__YOUR TASK__: Copy the following material line for line, changing nothing.
— BEGIN —
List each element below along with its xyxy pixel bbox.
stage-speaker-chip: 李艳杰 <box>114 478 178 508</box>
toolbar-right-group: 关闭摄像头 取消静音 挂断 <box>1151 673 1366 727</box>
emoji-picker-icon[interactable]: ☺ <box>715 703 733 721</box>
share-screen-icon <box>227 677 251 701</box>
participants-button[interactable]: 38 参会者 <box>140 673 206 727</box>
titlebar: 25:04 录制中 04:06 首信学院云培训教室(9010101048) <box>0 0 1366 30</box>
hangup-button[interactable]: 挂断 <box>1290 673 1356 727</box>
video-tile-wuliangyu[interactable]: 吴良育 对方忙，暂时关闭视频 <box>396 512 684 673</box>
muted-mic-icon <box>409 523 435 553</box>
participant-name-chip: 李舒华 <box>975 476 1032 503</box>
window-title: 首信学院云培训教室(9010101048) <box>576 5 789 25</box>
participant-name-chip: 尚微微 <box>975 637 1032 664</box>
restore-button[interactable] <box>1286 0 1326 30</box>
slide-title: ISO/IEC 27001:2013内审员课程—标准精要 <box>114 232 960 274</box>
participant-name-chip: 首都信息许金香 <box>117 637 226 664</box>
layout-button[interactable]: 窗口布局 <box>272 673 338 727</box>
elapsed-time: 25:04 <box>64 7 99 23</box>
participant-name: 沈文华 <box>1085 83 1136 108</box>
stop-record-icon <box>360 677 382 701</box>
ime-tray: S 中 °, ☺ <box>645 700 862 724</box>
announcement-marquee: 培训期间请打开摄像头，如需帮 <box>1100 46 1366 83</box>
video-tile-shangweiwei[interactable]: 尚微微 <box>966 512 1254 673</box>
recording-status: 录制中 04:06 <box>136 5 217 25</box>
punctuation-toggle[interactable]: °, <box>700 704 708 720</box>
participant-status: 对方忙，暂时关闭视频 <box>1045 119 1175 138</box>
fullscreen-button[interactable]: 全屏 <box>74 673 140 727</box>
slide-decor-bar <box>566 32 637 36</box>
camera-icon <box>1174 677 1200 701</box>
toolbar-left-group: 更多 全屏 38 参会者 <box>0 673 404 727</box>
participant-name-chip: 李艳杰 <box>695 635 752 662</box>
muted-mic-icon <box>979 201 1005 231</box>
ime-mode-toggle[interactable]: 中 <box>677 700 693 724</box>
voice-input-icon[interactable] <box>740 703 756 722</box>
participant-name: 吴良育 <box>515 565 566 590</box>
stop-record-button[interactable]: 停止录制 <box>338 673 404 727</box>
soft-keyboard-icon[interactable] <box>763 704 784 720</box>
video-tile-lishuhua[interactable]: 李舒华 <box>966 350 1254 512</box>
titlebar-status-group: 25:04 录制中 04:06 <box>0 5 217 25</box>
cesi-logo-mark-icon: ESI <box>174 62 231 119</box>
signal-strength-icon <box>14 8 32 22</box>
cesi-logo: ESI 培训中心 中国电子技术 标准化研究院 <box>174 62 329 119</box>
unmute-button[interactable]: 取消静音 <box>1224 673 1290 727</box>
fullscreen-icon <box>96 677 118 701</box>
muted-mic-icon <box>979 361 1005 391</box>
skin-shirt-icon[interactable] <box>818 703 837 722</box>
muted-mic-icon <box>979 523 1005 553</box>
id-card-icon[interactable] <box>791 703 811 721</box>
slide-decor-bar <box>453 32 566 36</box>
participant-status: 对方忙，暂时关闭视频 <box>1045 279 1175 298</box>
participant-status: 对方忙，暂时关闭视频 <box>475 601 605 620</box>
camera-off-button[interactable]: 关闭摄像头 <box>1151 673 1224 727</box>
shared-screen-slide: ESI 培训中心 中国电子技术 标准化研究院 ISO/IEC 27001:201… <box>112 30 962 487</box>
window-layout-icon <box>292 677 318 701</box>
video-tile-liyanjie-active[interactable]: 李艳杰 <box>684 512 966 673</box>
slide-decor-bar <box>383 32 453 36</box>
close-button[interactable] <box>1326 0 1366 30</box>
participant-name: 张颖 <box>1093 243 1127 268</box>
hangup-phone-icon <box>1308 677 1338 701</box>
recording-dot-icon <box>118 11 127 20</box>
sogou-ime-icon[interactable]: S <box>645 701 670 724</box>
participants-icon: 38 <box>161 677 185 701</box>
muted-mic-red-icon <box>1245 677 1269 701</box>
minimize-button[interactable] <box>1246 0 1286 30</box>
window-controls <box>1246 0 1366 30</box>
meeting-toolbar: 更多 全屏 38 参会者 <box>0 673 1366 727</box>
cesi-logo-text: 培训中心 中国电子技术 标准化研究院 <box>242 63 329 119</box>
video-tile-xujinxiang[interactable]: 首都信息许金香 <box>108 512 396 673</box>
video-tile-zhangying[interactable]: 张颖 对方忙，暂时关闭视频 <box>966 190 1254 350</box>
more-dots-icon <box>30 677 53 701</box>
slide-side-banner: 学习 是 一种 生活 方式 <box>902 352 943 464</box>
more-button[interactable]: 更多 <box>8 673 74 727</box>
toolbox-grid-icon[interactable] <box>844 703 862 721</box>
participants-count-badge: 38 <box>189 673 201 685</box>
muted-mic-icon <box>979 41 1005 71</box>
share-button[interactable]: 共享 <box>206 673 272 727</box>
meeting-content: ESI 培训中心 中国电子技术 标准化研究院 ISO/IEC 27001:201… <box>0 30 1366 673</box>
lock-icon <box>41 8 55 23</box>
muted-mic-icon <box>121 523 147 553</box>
— END —
__SOLUTION FOR THIS PROBLEM__:
List each element below along with its xyxy pixel bbox.
stage-speaker-chip: 李艳杰 <box>114 478 178 508</box>
toolbar-right-group: 关闭摄像头 取消静音 挂断 <box>1151 673 1366 727</box>
emoji-picker-icon[interactable]: ☺ <box>715 703 733 721</box>
share-screen-icon <box>227 677 251 701</box>
participants-button[interactable]: 38 参会者 <box>140 673 206 727</box>
titlebar: 25:04 录制中 04:06 首信学院云培训教室(9010101048) <box>0 0 1366 30</box>
hangup-button[interactable]: 挂断 <box>1290 673 1356 727</box>
video-tile-wuliangyu[interactable]: 吴良育 对方忙，暂时关闭视频 <box>396 512 684 673</box>
muted-mic-icon <box>409 523 435 553</box>
participant-name-chip: 李舒华 <box>975 476 1032 503</box>
window-title: 首信学院云培训教室(9010101048) <box>576 5 789 25</box>
participant-name-chip: 尚微微 <box>975 637 1032 664</box>
restore-button[interactable] <box>1286 0 1326 30</box>
slide-title: ISO/IEC 27001:2013内审员课程—标准精要 <box>114 232 960 274</box>
participant-name-chip: 首都信息许金香 <box>117 637 226 664</box>
layout-button[interactable]: 窗口布局 <box>272 673 338 727</box>
elapsed-time: 25:04 <box>64 7 99 23</box>
participant-name: 沈文华 <box>1085 83 1136 108</box>
stop-record-icon <box>360 677 382 701</box>
ime-tray: S 中 °, ☺ <box>645 700 862 724</box>
announcement-marquee: 培训期间请打开摄像头，如需帮 <box>1100 46 1366 83</box>
video-tile-shangweiwei[interactable]: 尚微微 <box>966 512 1254 673</box>
recording-status: 录制中 04:06 <box>136 5 217 25</box>
punctuation-toggle[interactable]: °, <box>700 704 708 720</box>
participant-status: 对方忙，暂时关闭视频 <box>1045 119 1175 138</box>
fullscreen-button[interactable]: 全屏 <box>74 673 140 727</box>
slide-decor-bar <box>566 32 637 36</box>
camera-icon <box>1174 677 1200 701</box>
toolbar-left-group: 更多 全屏 38 参会者 <box>0 673 404 727</box>
participant-name-chip: 李艳杰 <box>695 635 752 662</box>
muted-mic-icon <box>979 201 1005 231</box>
ime-mode-toggle[interactable]: 中 <box>677 700 693 724</box>
voice-input-icon[interactable] <box>740 703 756 722</box>
participant-name: 吴良育 <box>515 565 566 590</box>
stop-record-button[interactable]: 停止录制 <box>338 673 404 727</box>
soft-keyboard-icon[interactable] <box>763 704 784 720</box>
video-tile-lishuhua[interactable]: 李舒华 <box>966 350 1254 512</box>
titlebar-status-group: 25:04 录制中 04:06 <box>0 5 217 25</box>
cesi-logo-mark-icon: ESI <box>174 62 231 119</box>
signal-strength-icon <box>14 8 32 22</box>
cesi-logo: ESI 培训中心 中国电子技术 标准化研究院 <box>174 62 329 119</box>
unmute-button[interactable]: 取消静音 <box>1224 673 1290 727</box>
fullscreen-icon <box>96 677 118 701</box>
muted-mic-icon <box>979 361 1005 391</box>
skin-shirt-icon[interactable] <box>818 703 837 722</box>
muted-mic-icon <box>979 523 1005 553</box>
id-card-icon[interactable] <box>791 703 811 721</box>
slide-decor-bar <box>453 32 566 36</box>
participant-status: 对方忙，暂时关闭视频 <box>1045 279 1175 298</box>
participant-status: 对方忙，暂时关闭视频 <box>475 601 605 620</box>
camera-off-button[interactable]: 关闭摄像头 <box>1151 673 1224 727</box>
shared-screen-slide: ESI 培训中心 中国电子技术 标准化研究院 ISO/IEC 27001:201… <box>112 30 962 487</box>
window-layout-icon <box>292 677 318 701</box>
video-tile-liyanjie-active[interactable]: 李艳杰 <box>684 512 966 673</box>
slide-decor-bar <box>383 32 453 36</box>
close-button[interactable] <box>1326 0 1366 30</box>
participant-name: 张颖 <box>1093 243 1127 268</box>
hangup-phone-icon <box>1308 677 1338 701</box>
recording-dot-icon <box>118 11 127 20</box>
sogou-ime-icon[interactable]: S <box>645 701 670 724</box>
participants-icon: 38 <box>161 677 185 701</box>
muted-mic-red-icon <box>1245 677 1269 701</box>
minimize-button[interactable] <box>1246 0 1286 30</box>
window-controls <box>1246 0 1366 30</box>
meeting-toolbar: 更多 全屏 38 参会者 <box>0 673 1366 727</box>
cesi-logo-text: 培训中心 中国电子技术 标准化研究院 <box>242 63 329 119</box>
video-tile-xujinxiang[interactable]: 首都信息许金香 <box>108 512 396 673</box>
video-tile-zhangying[interactable]: 张颖 对方忙，暂时关闭视频 <box>966 190 1254 350</box>
more-dots-icon <box>30 677 53 701</box>
slide-side-banner: 学习 是 一种 生活 方式 <box>902 352 943 464</box>
more-button[interactable]: 更多 <box>8 673 74 727</box>
toolbox-grid-icon[interactable] <box>844 703 862 721</box>
participants-count-badge: 38 <box>189 673 201 685</box>
muted-mic-icon <box>979 41 1005 71</box>
share-button[interactable]: 共享 <box>206 673 272 727</box>
meeting-content: ESI 培训中心 中国电子技术 标准化研究院 ISO/IEC 27001:201… <box>0 30 1366 673</box>
lock-icon <box>41 8 55 23</box>
muted-mic-icon <box>121 523 147 553</box>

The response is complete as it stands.